Short problem
Look at the entries below and reproduce them exactly.

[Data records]
________________________
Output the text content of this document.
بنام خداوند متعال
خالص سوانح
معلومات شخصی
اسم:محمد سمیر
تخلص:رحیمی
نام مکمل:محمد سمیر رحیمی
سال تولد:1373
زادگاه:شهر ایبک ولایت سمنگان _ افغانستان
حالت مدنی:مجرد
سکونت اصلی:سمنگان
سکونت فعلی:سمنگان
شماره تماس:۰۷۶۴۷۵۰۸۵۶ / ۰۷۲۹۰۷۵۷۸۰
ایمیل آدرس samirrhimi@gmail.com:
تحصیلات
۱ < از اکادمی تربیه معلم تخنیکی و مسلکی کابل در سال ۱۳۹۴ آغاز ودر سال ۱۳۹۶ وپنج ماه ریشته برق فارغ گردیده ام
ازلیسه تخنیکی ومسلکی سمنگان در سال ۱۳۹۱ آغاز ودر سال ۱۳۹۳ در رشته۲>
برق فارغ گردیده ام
________________________
Output for this task
Output the text content of this document.
بنام خداوند متعال
خالص سوانح
معلومات شخصی
اسم:محمد سمیر
تخلص:رحیمی
نام مکمل:محمد سمیر رحیمی
سال تولد:1373
زادگاه:شهر ایبک ولایت سمنگان _ افغانستان
حالت مدنی:مجرد
سکونت اصلی:سمنگان
سکونت فعلی:سمنگان
شماره تماس:۰۷۶۴۷۵۰۸۵۶ / ۰۷۲۹۰۷۵۷۸۰
ایمیل آدرس samirrhimi@gmail.com:
تحصیلات
۱ < از اکادمی تربیه معلم تخنیکی و مسلکی کابل در سال ۱۳۹۴ آغاز ودر سال ۱۳۹۶ وپنج ماه ریشته برق فارغ گردیده ام
ازلیسه تخنیکی ومسلکی سمنگان در سال ۱۳۹۱ آغاز ودر سال ۱۳۹۳ در رشته۲>
برق فارغ گردیده ام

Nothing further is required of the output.